#### Set problem
Drop the pictures from the entries below, then reproduce the rest exactly.

[start The input]

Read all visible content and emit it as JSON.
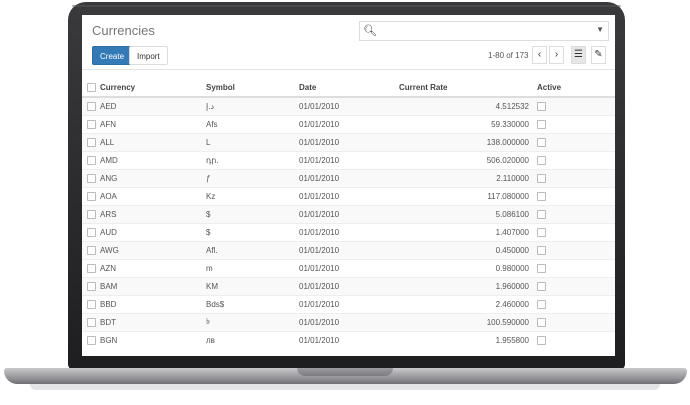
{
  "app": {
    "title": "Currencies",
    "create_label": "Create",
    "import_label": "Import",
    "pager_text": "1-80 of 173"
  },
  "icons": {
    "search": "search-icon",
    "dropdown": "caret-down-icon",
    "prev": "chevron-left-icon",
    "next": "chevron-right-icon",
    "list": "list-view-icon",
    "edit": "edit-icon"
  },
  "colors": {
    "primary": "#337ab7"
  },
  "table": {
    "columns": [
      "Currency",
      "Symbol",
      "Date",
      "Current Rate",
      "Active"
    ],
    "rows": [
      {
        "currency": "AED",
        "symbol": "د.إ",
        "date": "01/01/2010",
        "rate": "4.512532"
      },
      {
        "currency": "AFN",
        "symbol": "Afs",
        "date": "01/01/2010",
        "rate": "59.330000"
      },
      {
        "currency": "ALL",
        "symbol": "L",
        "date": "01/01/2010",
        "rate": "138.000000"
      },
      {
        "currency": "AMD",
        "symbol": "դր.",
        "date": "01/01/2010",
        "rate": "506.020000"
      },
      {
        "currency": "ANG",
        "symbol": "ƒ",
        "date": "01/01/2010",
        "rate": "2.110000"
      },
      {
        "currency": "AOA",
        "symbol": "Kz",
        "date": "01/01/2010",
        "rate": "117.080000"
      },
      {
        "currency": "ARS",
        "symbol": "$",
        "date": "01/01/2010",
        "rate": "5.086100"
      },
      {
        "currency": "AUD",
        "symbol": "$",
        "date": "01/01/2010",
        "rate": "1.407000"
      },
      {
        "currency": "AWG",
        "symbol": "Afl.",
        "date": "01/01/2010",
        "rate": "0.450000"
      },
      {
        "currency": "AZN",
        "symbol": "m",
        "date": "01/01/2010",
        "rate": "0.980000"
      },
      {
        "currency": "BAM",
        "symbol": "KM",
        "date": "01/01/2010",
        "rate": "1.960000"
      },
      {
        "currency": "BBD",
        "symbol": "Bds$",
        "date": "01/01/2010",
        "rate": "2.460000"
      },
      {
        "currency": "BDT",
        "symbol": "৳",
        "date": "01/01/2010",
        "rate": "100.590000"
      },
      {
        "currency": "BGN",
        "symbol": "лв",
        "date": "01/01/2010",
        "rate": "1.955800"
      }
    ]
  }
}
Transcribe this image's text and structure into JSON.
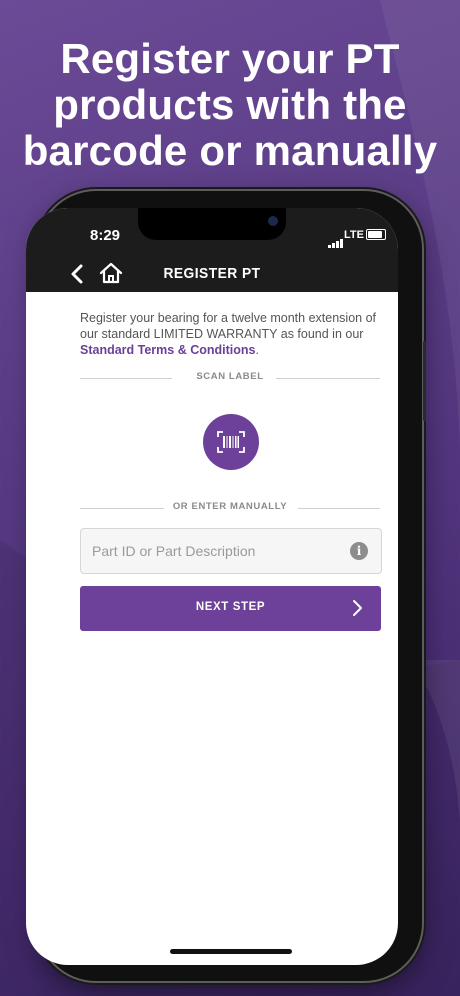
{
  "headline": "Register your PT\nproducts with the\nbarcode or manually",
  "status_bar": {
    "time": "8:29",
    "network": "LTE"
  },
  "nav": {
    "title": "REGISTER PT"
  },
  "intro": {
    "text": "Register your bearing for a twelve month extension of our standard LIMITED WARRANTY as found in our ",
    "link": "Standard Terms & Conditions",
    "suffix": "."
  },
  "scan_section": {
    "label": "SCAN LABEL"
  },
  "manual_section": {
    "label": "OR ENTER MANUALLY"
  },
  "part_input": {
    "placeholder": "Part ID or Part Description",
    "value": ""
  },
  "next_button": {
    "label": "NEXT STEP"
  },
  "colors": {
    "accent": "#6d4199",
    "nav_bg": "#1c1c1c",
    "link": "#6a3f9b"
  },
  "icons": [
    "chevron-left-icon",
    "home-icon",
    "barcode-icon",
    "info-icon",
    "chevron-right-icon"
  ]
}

[end The input]

#### Result for this task
Read all visible content and emit it as JSON.
{
  "app": {
    "title": "Currencies",
    "create_label": "Create",
    "import_label": "Import",
    "pager_text": "1-80 of 173"
  },
  "icons": {
    "search": "search-icon",
    "dropdown": "caret-down-icon",
    "prev": "chevron-left-icon",
    "next": "chevron-right-icon",
    "list": "list-view-icon",
    "edit": "edit-icon"
  },
  "colors": {
    "primary": "#337ab7"
  },
  "table": {
    "columns": [
      "Currency",
      "Symbol",
      "Date",
      "Current Rate",
      "Active"
    ],
    "rows": [
      {
        "currency": "AED",
        "symbol": "د.إ",
        "date": "01/01/2010",
        "rate": "4.512532"
      },
      {
        "currency": "AFN",
        "symbol": "Afs",
        "date": "01/01/2010",
        "rate": "59.330000"
      },
      {
        "currency": "ALL",
        "symbol": "L",
        "date": "01/01/2010",
        "rate": "138.000000"
      },
      {
        "currency": "AMD",
        "symbol": "դր.",
        "date": "01/01/2010",
        "rate": "506.020000"
      },
      {
        "currency": "ANG",
        "symbol": "ƒ",
        "date": "01/01/2010",
        "rate": "2.110000"
      },
      {
        "currency": "AOA",
        "symbol": "Kz",
        "date": "01/01/2010",
        "rate": "117.080000"
      },
      {
        "currency": "ARS",
        "symbol": "$",
        "date": "01/01/2010",
        "rate": "5.086100"
      },
      {
        "currency": "AUD",
        "symbol": "$",
        "date": "01/01/2010",
        "rate": "1.407000"
      },
      {
        "currency": "AWG",
        "symbol": "Afl.",
        "date": "01/01/2010",
        "rate": "0.450000"
      },
      {
        "currency": "AZN",
        "symbol": "m",
        "date": "01/01/2010",
        "rate": "0.980000"
      },
      {
        "currency": "BAM",
        "symbol": "KM",
        "date": "01/01/2010",
        "rate": "1.960000"
      },
      {
        "currency": "BBD",
        "symbol": "Bds$",
        "date": "01/01/2010",
        "rate": "2.460000"
      },
      {
        "currency": "BDT",
        "symbol": "৳",
        "date": "01/01/2010",
        "rate": "100.590000"
      },
      {
        "currency": "BGN",
        "symbol": "лв",
        "date": "01/01/2010",
        "rate": "1.955800"
      }
    ]
  }
}
Transcribe this image's text and structure into JSON.
{
  "headline": "Register your PT\nproducts with the\nbarcode or manually",
  "status_bar": {
    "time": "8:29",
    "network": "LTE"
  },
  "nav": {
    "title": "REGISTER PT"
  },
  "intro": {
    "text": "Register your bearing for a twelve month extension of our standard LIMITED WARRANTY as found in our ",
    "link": "Standard Terms & Conditions",
    "suffix": "."
  },
  "scan_section": {
    "label": "SCAN LABEL"
  },
  "manual_section": {
    "label": "OR ENTER MANUALLY"
  },
  "part_input": {
    "placeholder": "Part ID or Part Description",
    "value": ""
  },
  "next_button": {
    "label": "NEXT STEP"
  },
  "colors": {
    "accent": "#6d4199",
    "nav_bg": "#1c1c1c",
    "link": "#6a3f9b"
  },
  "icons": [
    "chevron-left-icon",
    "home-icon",
    "barcode-icon",
    "info-icon",
    "chevron-right-icon"
  ]
}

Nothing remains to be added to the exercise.